DATA SHOWN >>
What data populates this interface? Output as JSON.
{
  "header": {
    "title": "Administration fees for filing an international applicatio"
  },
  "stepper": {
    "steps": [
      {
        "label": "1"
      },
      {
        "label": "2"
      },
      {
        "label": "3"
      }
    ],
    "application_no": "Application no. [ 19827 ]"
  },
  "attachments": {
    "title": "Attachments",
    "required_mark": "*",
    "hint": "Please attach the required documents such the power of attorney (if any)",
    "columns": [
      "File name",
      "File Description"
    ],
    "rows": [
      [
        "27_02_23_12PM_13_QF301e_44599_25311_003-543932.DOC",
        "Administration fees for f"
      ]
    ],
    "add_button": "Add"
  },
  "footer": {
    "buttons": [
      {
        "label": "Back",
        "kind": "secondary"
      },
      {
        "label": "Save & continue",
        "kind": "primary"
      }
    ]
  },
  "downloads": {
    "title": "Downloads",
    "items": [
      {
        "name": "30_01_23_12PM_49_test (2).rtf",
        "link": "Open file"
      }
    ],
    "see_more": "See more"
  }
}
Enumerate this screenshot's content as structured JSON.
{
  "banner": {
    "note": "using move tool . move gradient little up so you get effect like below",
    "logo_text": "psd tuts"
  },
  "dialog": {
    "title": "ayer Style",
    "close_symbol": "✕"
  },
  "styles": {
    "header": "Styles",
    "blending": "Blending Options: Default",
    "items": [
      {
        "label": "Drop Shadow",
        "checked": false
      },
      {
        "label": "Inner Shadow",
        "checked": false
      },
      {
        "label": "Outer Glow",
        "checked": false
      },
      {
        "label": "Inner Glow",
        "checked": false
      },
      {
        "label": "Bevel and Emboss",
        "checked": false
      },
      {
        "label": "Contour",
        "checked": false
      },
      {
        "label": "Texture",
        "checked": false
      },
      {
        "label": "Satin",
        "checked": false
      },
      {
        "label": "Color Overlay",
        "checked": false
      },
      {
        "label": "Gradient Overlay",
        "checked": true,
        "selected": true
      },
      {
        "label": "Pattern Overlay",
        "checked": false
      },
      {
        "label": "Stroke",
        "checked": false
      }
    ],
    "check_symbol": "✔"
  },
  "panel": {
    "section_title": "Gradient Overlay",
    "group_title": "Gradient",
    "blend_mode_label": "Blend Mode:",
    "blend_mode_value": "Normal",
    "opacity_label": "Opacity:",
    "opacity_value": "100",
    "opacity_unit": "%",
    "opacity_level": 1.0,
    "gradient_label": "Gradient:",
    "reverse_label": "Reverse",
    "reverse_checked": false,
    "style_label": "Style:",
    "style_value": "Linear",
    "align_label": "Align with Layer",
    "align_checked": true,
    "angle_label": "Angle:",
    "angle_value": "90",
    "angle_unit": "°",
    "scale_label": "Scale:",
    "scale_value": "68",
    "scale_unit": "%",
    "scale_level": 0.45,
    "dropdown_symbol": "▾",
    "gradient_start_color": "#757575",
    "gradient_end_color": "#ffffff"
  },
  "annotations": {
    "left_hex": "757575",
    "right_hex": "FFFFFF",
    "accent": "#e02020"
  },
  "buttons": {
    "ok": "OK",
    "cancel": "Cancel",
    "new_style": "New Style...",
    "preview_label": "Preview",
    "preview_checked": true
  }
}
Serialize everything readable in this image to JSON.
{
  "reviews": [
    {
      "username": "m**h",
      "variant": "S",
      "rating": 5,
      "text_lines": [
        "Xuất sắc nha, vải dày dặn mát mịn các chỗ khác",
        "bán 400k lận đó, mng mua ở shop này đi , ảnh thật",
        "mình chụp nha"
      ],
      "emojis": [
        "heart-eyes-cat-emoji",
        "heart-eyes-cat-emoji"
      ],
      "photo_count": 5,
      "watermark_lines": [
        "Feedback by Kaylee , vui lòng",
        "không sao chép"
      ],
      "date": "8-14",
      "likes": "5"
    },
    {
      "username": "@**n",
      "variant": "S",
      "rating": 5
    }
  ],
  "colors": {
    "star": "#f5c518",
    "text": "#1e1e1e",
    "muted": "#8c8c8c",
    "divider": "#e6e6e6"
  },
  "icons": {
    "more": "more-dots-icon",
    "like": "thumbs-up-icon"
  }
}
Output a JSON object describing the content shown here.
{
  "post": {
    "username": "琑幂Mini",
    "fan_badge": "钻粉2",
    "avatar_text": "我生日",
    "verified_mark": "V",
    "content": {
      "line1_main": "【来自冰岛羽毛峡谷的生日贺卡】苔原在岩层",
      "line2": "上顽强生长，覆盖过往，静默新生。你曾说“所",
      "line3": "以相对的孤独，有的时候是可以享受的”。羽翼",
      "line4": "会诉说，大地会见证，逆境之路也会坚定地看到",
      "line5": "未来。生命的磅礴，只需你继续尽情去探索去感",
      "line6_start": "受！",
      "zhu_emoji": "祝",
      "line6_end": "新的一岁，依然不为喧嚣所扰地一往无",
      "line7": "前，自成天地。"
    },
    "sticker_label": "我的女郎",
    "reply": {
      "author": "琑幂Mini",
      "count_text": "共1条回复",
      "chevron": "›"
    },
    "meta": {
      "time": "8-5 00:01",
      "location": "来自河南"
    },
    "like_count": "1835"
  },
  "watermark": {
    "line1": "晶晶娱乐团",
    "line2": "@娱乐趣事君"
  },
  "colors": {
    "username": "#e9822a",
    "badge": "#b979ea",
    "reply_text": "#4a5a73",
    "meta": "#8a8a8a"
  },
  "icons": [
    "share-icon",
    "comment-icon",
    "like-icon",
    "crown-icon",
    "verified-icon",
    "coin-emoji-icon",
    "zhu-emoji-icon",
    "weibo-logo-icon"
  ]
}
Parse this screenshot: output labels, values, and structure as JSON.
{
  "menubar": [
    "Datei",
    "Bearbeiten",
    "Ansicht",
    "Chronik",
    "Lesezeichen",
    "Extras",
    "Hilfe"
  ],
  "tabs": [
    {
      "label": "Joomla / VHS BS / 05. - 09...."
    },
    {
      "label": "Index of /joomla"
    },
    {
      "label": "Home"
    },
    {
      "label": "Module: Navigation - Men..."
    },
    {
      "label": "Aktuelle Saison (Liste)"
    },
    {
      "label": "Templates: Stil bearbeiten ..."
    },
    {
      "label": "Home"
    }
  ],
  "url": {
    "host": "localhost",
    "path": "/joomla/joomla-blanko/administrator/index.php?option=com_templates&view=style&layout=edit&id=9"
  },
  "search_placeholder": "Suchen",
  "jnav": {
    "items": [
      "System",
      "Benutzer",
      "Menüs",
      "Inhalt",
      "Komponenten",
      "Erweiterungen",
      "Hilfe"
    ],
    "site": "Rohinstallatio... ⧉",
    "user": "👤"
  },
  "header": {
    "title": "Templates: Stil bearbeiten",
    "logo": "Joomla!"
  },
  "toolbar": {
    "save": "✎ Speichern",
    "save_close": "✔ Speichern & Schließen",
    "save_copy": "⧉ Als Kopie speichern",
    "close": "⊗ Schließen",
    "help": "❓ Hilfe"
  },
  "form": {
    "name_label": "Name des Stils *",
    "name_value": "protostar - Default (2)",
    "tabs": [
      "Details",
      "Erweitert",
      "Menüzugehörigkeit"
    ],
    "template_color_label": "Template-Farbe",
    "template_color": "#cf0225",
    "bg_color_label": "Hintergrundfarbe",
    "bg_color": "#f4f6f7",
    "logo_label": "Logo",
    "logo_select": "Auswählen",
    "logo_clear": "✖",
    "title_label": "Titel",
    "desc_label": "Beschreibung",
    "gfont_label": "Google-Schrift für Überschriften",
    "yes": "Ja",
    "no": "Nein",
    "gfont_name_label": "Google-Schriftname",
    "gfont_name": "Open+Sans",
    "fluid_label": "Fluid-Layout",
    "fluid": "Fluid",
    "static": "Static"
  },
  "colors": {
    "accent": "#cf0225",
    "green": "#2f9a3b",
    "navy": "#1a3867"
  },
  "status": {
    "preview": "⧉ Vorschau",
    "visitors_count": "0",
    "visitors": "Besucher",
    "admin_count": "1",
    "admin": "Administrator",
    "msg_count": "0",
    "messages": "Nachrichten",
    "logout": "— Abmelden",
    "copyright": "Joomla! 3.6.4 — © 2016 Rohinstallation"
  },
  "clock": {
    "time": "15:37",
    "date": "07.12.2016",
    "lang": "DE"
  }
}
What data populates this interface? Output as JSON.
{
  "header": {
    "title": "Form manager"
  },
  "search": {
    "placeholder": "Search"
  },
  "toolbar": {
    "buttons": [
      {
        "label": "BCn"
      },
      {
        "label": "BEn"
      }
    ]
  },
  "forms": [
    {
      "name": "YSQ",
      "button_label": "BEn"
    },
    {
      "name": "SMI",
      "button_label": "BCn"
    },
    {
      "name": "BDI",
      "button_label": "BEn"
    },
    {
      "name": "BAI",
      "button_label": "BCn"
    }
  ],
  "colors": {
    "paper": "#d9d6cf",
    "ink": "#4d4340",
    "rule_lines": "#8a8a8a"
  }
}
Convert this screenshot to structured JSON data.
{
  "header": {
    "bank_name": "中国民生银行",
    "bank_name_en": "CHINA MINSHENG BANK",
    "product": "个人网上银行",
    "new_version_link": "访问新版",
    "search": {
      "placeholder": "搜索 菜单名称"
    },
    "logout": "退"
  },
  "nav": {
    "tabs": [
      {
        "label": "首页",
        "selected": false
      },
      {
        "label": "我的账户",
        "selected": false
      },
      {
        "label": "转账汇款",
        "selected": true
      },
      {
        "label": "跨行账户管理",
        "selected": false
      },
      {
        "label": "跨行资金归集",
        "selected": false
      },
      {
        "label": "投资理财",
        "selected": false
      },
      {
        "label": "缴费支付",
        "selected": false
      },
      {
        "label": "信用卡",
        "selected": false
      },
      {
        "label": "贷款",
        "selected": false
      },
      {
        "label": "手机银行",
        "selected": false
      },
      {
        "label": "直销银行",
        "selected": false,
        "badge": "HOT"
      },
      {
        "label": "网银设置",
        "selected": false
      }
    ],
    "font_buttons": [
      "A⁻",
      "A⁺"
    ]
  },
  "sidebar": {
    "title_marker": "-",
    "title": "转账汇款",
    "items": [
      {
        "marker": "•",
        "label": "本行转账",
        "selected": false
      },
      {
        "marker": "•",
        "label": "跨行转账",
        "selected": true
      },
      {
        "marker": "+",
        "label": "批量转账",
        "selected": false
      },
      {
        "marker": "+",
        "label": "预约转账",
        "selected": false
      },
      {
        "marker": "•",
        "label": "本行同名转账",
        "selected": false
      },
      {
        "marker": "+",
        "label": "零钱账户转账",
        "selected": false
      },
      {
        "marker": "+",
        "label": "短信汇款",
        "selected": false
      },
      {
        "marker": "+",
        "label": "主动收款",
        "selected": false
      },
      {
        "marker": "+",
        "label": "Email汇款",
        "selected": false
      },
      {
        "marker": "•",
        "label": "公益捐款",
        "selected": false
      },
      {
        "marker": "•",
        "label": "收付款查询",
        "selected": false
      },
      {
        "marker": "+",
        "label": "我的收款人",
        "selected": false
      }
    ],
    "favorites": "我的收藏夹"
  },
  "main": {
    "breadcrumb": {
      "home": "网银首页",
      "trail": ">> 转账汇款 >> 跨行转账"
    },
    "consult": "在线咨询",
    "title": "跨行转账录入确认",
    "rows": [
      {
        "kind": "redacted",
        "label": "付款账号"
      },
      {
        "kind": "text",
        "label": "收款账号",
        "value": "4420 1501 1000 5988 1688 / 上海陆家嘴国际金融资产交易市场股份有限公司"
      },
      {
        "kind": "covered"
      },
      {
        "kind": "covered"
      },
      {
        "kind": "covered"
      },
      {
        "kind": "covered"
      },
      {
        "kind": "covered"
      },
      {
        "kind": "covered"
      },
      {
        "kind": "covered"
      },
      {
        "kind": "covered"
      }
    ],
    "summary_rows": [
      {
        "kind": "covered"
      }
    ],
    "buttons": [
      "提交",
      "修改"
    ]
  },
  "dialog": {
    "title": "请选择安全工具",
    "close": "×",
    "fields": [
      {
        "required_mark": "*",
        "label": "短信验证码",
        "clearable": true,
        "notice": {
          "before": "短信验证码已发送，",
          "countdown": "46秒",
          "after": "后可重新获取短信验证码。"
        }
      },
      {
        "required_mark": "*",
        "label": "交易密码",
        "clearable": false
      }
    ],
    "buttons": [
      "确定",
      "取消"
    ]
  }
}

GIVEN TASK >>
Where a line of the data holds "screenshot", show that line.

ANSWER FOR THE TASK >>
Enumerate this screenshot's content as structured JSON.
Parse this screenshot: output labels, values, and structure as JSON.
Convert this screenshot to structured JSON data.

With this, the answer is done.